§ Your instructions: Only lines with the string "droit" matter here; gather them from the material below.

§ Stored items from a collection:
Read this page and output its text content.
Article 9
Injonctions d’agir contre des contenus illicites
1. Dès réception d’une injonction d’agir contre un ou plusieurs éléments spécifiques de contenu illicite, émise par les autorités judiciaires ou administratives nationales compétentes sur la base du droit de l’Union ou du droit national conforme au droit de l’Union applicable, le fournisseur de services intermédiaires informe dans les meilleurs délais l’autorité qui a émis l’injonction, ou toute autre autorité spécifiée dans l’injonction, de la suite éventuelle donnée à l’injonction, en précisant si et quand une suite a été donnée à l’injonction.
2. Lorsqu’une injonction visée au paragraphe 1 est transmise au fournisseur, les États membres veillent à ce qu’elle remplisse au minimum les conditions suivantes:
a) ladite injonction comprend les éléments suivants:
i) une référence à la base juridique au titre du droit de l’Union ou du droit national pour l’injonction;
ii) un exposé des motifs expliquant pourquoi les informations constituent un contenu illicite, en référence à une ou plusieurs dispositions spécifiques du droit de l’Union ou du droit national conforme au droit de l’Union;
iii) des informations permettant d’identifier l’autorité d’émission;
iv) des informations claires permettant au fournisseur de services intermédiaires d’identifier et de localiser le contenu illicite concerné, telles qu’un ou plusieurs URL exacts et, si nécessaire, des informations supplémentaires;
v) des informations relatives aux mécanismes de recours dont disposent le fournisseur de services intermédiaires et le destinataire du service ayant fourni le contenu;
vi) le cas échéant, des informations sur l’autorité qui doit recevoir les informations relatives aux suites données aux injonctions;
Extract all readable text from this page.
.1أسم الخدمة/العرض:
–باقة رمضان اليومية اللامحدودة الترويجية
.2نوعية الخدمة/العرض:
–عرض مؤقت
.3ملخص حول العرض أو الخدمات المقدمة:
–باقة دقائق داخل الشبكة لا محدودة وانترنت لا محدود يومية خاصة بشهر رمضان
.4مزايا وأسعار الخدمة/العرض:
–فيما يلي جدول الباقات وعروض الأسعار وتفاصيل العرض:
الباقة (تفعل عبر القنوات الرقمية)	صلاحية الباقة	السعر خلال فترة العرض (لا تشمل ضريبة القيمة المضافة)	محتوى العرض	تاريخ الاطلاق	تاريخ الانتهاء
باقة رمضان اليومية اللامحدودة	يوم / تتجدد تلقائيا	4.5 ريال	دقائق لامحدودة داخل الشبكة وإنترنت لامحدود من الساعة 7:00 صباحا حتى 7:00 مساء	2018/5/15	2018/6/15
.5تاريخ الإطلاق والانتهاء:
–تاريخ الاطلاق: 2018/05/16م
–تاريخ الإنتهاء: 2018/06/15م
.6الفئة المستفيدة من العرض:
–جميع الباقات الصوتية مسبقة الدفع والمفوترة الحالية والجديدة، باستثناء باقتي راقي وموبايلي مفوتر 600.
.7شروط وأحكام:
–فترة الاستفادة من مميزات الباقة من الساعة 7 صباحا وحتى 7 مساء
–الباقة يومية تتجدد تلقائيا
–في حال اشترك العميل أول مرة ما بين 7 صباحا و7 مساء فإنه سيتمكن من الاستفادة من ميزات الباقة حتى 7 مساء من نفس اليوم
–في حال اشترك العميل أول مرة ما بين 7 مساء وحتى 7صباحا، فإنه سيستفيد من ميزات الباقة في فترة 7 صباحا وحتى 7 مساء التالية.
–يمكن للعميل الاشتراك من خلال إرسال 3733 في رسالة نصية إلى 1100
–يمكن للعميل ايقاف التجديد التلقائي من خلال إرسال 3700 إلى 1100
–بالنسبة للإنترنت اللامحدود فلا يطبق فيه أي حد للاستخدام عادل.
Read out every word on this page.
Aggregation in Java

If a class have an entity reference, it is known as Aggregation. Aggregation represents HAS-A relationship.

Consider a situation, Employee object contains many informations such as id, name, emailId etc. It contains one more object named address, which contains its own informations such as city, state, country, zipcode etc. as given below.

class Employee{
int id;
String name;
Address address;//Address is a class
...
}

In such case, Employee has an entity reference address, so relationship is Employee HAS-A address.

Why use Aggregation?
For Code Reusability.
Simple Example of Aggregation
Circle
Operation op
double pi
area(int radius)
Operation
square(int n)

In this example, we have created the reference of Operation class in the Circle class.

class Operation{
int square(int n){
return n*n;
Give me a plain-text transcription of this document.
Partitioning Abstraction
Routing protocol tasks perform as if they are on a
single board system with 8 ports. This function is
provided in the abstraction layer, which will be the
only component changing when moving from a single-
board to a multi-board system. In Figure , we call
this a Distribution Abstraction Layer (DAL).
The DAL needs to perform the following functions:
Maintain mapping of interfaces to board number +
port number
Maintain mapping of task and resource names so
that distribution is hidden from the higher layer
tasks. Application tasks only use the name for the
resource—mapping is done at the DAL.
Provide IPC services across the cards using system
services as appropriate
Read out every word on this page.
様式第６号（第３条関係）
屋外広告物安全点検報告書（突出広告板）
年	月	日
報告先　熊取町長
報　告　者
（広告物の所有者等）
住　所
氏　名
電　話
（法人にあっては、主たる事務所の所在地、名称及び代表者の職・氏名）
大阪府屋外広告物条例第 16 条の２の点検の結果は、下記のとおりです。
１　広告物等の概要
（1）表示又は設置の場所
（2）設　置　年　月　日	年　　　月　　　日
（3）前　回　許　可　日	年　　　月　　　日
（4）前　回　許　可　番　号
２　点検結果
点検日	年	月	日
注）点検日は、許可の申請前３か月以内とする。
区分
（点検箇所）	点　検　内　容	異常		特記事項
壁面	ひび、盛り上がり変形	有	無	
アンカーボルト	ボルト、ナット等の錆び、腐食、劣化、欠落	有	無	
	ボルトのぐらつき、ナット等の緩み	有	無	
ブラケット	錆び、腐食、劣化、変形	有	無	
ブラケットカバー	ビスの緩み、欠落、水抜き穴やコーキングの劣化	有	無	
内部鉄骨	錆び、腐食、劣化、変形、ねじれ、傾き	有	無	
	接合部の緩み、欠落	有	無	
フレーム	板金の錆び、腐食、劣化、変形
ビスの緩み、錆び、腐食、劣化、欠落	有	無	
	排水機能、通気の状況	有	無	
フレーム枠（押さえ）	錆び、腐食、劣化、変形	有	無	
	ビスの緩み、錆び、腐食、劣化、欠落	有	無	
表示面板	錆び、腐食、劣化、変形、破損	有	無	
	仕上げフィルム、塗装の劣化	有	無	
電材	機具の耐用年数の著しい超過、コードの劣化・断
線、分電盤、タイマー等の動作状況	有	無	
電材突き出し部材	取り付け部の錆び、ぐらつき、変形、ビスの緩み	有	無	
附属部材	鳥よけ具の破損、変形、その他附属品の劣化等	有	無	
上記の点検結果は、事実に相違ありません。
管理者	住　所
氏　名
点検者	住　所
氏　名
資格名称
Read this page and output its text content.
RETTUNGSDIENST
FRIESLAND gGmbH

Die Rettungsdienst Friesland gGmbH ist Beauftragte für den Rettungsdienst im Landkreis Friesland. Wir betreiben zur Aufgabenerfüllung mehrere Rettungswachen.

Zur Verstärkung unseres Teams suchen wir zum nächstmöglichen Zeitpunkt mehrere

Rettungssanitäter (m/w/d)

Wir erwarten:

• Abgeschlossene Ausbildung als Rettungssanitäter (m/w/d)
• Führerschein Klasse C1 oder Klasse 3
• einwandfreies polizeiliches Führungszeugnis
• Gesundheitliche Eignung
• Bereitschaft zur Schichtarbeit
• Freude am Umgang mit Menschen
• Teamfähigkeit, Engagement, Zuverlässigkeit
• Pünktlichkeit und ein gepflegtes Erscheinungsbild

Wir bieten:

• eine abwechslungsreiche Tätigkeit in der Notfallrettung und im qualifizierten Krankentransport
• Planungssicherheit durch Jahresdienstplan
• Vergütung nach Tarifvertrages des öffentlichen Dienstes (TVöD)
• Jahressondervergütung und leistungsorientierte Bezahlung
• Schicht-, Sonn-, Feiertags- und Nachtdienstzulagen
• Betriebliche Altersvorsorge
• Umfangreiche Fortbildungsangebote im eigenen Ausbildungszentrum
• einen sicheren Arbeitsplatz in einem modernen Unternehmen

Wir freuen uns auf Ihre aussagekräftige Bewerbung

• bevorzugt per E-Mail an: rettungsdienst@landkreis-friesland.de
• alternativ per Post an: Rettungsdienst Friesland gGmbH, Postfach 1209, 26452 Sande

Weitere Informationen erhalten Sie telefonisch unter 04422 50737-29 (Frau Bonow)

§ The answer:
1. Dès réception d’une injonction d’agir contre un ou plusieurs éléments spécifiques de contenu illicite, émise par les autorités judiciaires ou administratives nationales compétentes sur la base du droit de l’Union ou du droit national conforme au droit de l’Union applicable, le fournisseur de services intermédiaires informe dans les meilleurs délais l’autorité qui a émis l’injonction, ou toute autre autorité spécifiée dans l’injonction, de la suite éventuelle donnée à l’injonction, en précisant si et quand une suite a été donnée à l’injonction.
i) une référence à la base juridique au titre du droit de l’Union ou du droit national pour l’injonction;
ii) un exposé des motifs expliquant pourquoi les informations constituent un contenu illicite, en référence à une ou plusieurs dispositions spécifiques du droit de l’Union ou du droit national conforme au droit de l’Union;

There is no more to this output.